> _WHAT THIS TASK INVOLVES_:
What follows is a set of records; restate each one word for word and drop the pictures.

> _PROVIDED INFORMATION_:

⟨

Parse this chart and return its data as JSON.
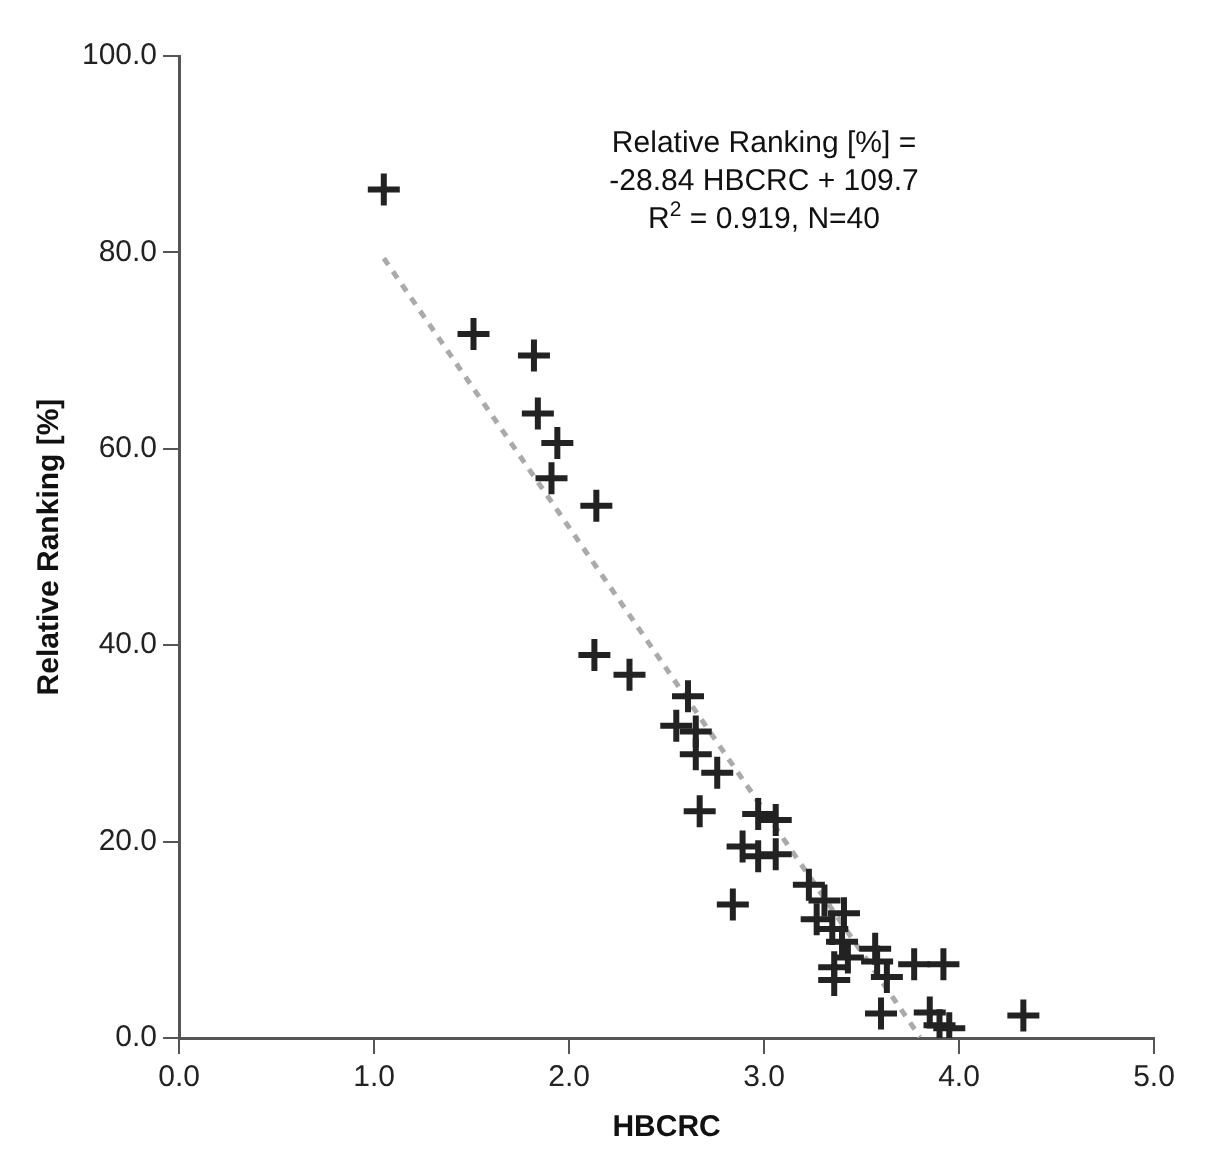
{
  "chart_data": {
    "type": "scatter",
    "xlabel": "HBCRC",
    "ylabel": "Relative Ranking [%]",
    "annotations": [
      "Relative Ranking [%] =",
      "-28.84 HBCRC + 109.7",
      "R$^{2}$ = 0.919, N=40"
    ],
    "xlim": [
      0,
      5
    ],
    "ylim": [
      0,
      100
    ],
    "xticks": [
      {
        "value": 0,
        "label": "0.0"
      },
      {
        "value": 1,
        "label": "1.0"
      },
      {
        "value": 2,
        "label": "2.0"
      },
      {
        "value": 3,
        "label": "3.0"
      },
      {
        "value": 4,
        "label": "4.0"
      },
      {
        "value": 5,
        "label": "5.0"
      }
    ],
    "yticks": [
      {
        "value": 0,
        "label": "0.0"
      },
      {
        "value": 20,
        "label": "20.0"
      },
      {
        "value": 40,
        "label": "40.0"
      },
      {
        "value": 60,
        "label": "60.0"
      },
      {
        "value": 80,
        "label": "80.0"
      },
      {
        "value": 100,
        "label": "100.0"
      }
    ],
    "grid": false,
    "legend": false,
    "series": [
      {
        "color": "#222222",
        "marker": "cross",
        "x": [
          1.05,
          1.51,
          1.82,
          1.84,
          1.94,
          1.91,
          2.14,
          2.13,
          2.31,
          2.61,
          2.55,
          2.65,
          2.65,
          2.76,
          2.67,
          2.97,
          3.06,
          2.89,
          2.97,
          3.06,
          2.84,
          3.23,
          3.31,
          3.41,
          3.27,
          3.35,
          3.4,
          3.57,
          3.43,
          3.36,
          3.58,
          3.77,
          3.92,
          3.36,
          3.63,
          3.6,
          3.85,
          3.9,
          3.95,
          4.33
        ],
        "values": [
          86.4,
          71.7,
          69.5,
          63.6,
          60.6,
          57.0,
          54.2,
          39.0,
          37.0,
          34.8,
          31.8,
          31.2,
          28.9,
          27.0,
          23.1,
          22.8,
          22.2,
          19.5,
          18.5,
          18.7,
          13.6,
          15.6,
          14.0,
          12.7,
          12.1,
          11.1,
          9.8,
          9.1,
          8.2,
          7.2,
          7.8,
          7.5,
          7.5,
          5.9,
          6.2,
          2.5,
          2.6,
          1.3,
          1.0,
          2.3
        ]
      },
      {
        "type": "line",
        "color": "#aaaaaa",
        "line_style": "dashed",
        "marker": "none",
        "x": [
          1.05,
          3.8
        ],
        "values": [
          79.4,
          0.1
        ]
      }
    ]
  }
}
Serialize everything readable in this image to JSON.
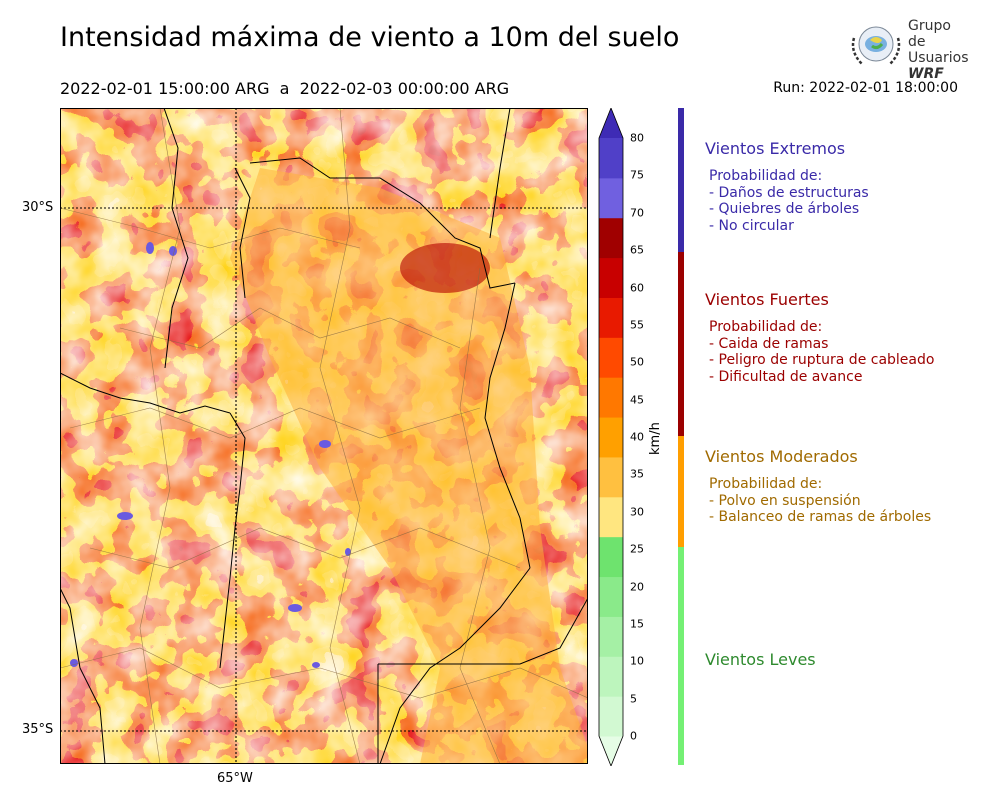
{
  "header": {
    "title": "Intensidad máxima de viento a 10m del suelo",
    "period": "2022-02-01 15:00:00 ARG  a  2022-02-03 00:00:00 ARG",
    "run": "Run: 2022-02-01 18:00:00"
  },
  "logo": {
    "line1": "Grupo de",
    "line2": "Usuarios",
    "line3": "WRF"
  },
  "map": {
    "lat_labels": [
      "30°S",
      "35°S"
    ],
    "lon_labels": [
      "65°W"
    ],
    "extent": {
      "lon_min": -66.65,
      "lon_max": -61.6,
      "lat_min": -35.3,
      "lat_max": -29.05
    },
    "gridlines": {
      "lat": [
        -30,
        -35
      ],
      "lon": [
        -65
      ]
    }
  },
  "colorbar": {
    "unit": "km/h",
    "ticks": [
      "0",
      "5",
      "10",
      "15",
      "20",
      "25",
      "30",
      "35",
      "40",
      "45",
      "50",
      "55",
      "60",
      "65",
      "70",
      "75",
      "80"
    ],
    "colors": [
      "#e6fde6",
      "#d2f9d2",
      "#bdf5bd",
      "#a5f0a5",
      "#8aea8a",
      "#6ee36e",
      "#ffe680",
      "#ffc040",
      "#ffa000",
      "#ff7800",
      "#ff4a00",
      "#e81a00",
      "#c80000",
      "#a00000",
      "#7060e0",
      "#5040c8",
      "#3e2bb5"
    ]
  },
  "categories": [
    {
      "title": "Vientos Extremos",
      "color": "#3a2aa8",
      "bar_color": "#3a2aa8",
      "lines": [
        "Probabilidad de:",
        "- Daños de estructuras",
        "- Quiebres de árboles",
        "- No circular"
      ]
    },
    {
      "title": "Vientos Fuertes",
      "color": "#9b0000",
      "bar_color": "#9b0000",
      "lines": [
        "Probabilidad de:",
        "- Caida de ramas",
        "- Peligro de ruptura de cableado",
        "- Dificultad de avance"
      ]
    },
    {
      "title": "Vientos Moderados",
      "color": "#a06a00",
      "bar_color": "#ff9e00",
      "lines": [
        "Probabilidad de:",
        "- Polvo en suspensión",
        "- Balanceo de ramas de árboles"
      ]
    },
    {
      "title": "Vientos Leves",
      "color": "#2e8a2e",
      "bar_color": "#74f074",
      "lines": []
    }
  ]
}
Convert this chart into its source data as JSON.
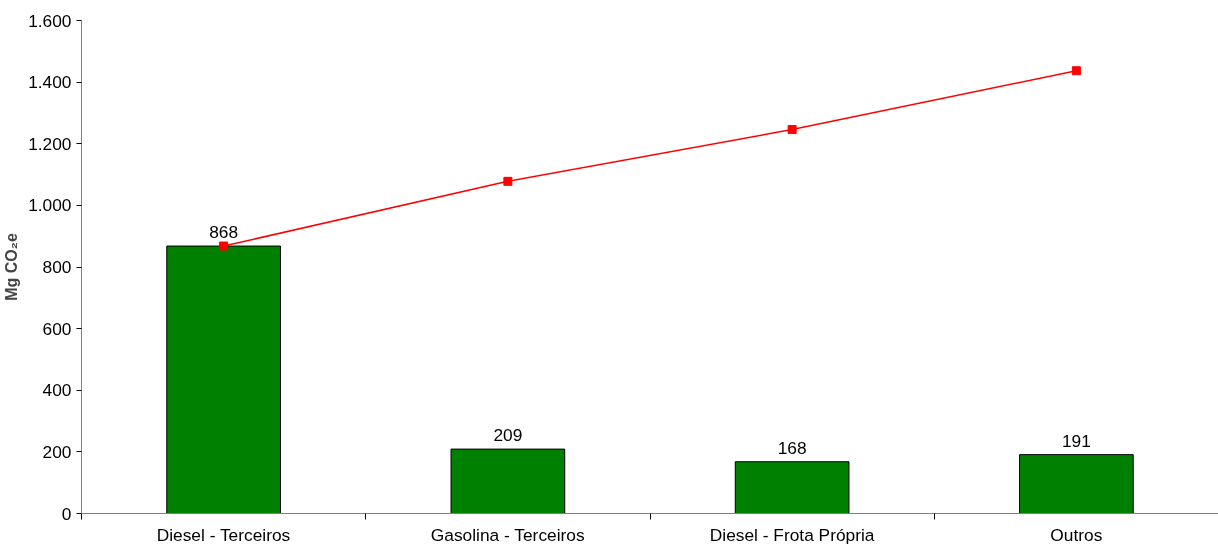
{
  "chart_data": {
    "type": "bar",
    "ylabel": "Mg CO₂e",
    "categories": [
      "Diesel - Terceiros",
      "Gasolina - Terceiros",
      "Diesel - Frota Própria",
      "Outros"
    ],
    "series": [
      {
        "color": "#008000",
        "values": [
          868,
          209,
          168,
          191
        ],
        "value_labels": [
          "868",
          "209",
          "168",
          "191"
        ]
      },
      {
        "type": "line",
        "color": "#ff0000",
        "values": [
          868,
          1078,
          1246,
          1437
        ],
        "marker": "square",
        "line_style": "solid"
      }
    ],
    "ylim": [
      0,
      1600
    ],
    "yticks": [
      0,
      200,
      400,
      600,
      800,
      {
        "value": 1000,
        "label": "1.000"
      },
      {
        "value": 1200,
        "label": "1.200"
      },
      {
        "value": 1400,
        "label": "1.400"
      },
      {
        "value": 1600,
        "label": "1.600"
      }
    ],
    "grid": false
  }
}
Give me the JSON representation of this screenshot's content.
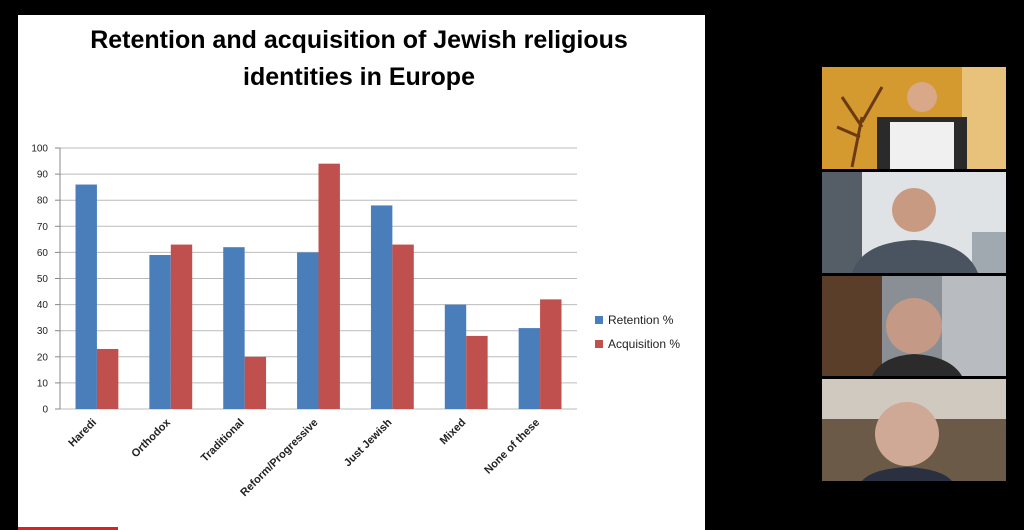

⟩

> _THE SOLUTION_:
Parse this chart and return its data as JSON.
{
  "chart_data": {
    "type": "scatter",
    "xlabel": "HBCRC",
    "ylabel": "Relative Ranking [%]",
    "annotations": [
      "Relative Ranking [%] =",
      "-28.84 HBCRC + 109.7",
      "R$^{2}$ = 0.919, N=40"
    ],
    "xlim": [
      0,
      5
    ],
    "ylim": [
      0,
      100
    ],
    "xticks": [
      {
        "value": 0,
        "label": "0.0"
      },
      {
        "value": 1,
        "label": "1.0"
      },
      {
        "value": 2,
        "label": "2.0"
      },
      {
        "value": 3,
        "label": "3.0"
      },
      {
        "value": 4,
        "label": "4.0"
      },
      {
        "value": 5,
        "label": "5.0"
      }
    ],
    "yticks": [
      {
        "value": 0,
        "label": "0.0"
      },
      {
        "value": 20,
        "label": "20.0"
      },
      {
        "value": 40,
        "label": "40.0"
      },
      {
        "value": 60,
        "label": "60.0"
      },
      {
        "value": 80,
        "label": "80.0"
      },
      {
        "value": 100,
        "label": "100.0"
      }
    ],
    "grid": false,
    "legend": false,
    "series": [
      {
        "color": "#222222",
        "marker": "cross",
        "x": [
          1.05,
          1.51,
          1.82,
          1.84,
          1.94,
          1.91,
          2.14,
          2.13,
          2.31,
          2.61,
          2.55,
          2.65,
          2.65,
          2.76,
          2.67,
          2.97,
          3.06,
          2.89,
          2.97,
          3.06,
          2.84,
          3.23,
          3.31,
          3.41,
          3.27,
          3.35,
          3.4,
          3.57,
          3.43,
          3.36,
          3.58,
          3.77,
          3.92,
          3.36,
          3.63,
          3.6,
          3.85,
          3.9,
          3.95,
          4.33
        ],
        "values": [
          86.4,
          71.7,
          69.5,
          63.6,
          60.6,
          57.0,
          54.2,
          39.0,
          37.0,
          34.8,
          31.8,
          31.2,
          28.9,
          27.0,
          23.1,
          22.8,
          22.2,
          19.5,
          18.5,
          18.7,
          13.6,
          15.6,
          14.0,
          12.7,
          12.1,
          11.1,
          9.8,
          9.1,
          8.2,
          7.2,
          7.8,
          7.5,
          7.5,
          5.9,
          6.2,
          2.5,
          2.6,
          1.3,
          1.0,
          2.3
        ]
      },
      {
        "type": "line",
        "color": "#aaaaaa",
        "line_style": "dashed",
        "marker": "none",
        "x": [
          1.05,
          3.8
        ],
        "values": [
          79.4,
          0.1
        ]
      }
    ]
  }
}
Serialize everything readable in this image to JSON.
{
  "header": {
    "title": "Intensidad máxima de viento a 10m del suelo",
    "period": "2022-02-01 15:00:00 ARG  a  2022-02-03 00:00:00 ARG",
    "run": "Run: 2022-02-01 18:00:00"
  },
  "logo": {
    "line1": "Grupo de",
    "line2": "Usuarios",
    "line3": "WRF"
  },
  "map": {
    "lat_labels": [
      "30°S",
      "35°S"
    ],
    "lon_labels": [
      "65°W"
    ],
    "extent": {
      "lon_min": -66.65,
      "lon_max": -61.6,
      "lat_min": -35.3,
      "lat_max": -29.05
    },
    "gridlines": {
      "lat": [
        -30,
        -35
      ],
      "lon": [
        -65
      ]
    }
  },
  "colorbar": {
    "unit": "km/h",
    "ticks": [
      "0",
      "5",
      "10",
      "15",
      "20",
      "25",
      "30",
      "35",
      "40",
      "45",
      "50",
      "55",
      "60",
      "65",
      "70",
      "75",
      "80"
    ],
    "colors": [
      "#e6fde6",
      "#d2f9d2",
      "#bdf5bd",
      "#a5f0a5",
      "#8aea8a",
      "#6ee36e",
      "#ffe680",
      "#ffc040",
      "#ffa000",
      "#ff7800",
      "#ff4a00",
      "#e81a00",
      "#c80000",
      "#a00000",
      "#7060e0",
      "#5040c8",
      "#3e2bb5"
    ]
  },
  "categories": [
    {
      "title": "Vientos Extremos",
      "color": "#3a2aa8",
      "bar_color": "#3a2aa8",
      "lines": [
        "Probabilidad de:",
        "- Daños de estructuras",
        "- Quiebres de árboles",
        "- No circular"
      ]
    },
    {
      "title": "Vientos Fuertes",
      "color": "#9b0000",
      "bar_color": "#9b0000",
      "lines": [
        "Probabilidad de:",
        "- Caida de ramas",
        "- Peligro de ruptura de cableado",
        "- Dificultad de avance"
      ]
    },
    {
      "title": "Vientos Moderados",
      "color": "#a06a00",
      "bar_color": "#ff9e00",
      "lines": [
        "Probabilidad de:",
        "- Polvo en suspensión",
        "- Balanceo de ramas de árboles"
      ]
    },
    {
      "title": "Vientos Leves",
      "color": "#2e8a2e",
      "bar_color": "#74f074",
      "lines": []
    }
  ]
}
Convert this chart into its source data as JSON.
{
  "chart_data": {
    "type": "bar",
    "ylabel": "Mg CO₂e",
    "categories": [
      "Diesel - Terceiros",
      "Gasolina - Terceiros",
      "Diesel - Frota Própria",
      "Outros"
    ],
    "series": [
      {
        "color": "#008000",
        "values": [
          868,
          209,
          168,
          191
        ],
        "value_labels": [
          "868",
          "209",
          "168",
          "191"
        ]
      },
      {
        "type": "line",
        "color": "#ff0000",
        "values": [
          868,
          1078,
          1246,
          1437
        ],
        "marker": "square",
        "line_style": "solid"
      }
    ],
    "ylim": [
      0,
      1600
    ],
    "yticks": [
      0,
      200,
      400,
      600,
      800,
      {
        "value": 1000,
        "label": "1.000"
      },
      {
        "value": 1200,
        "label": "1.200"
      },
      {
        "value": 1400,
        "label": "1.400"
      },
      {
        "value": 1600,
        "label": "1.600"
      }
    ],
    "grid": false
  }
}
Give me the JSON representation of this screenshot's content.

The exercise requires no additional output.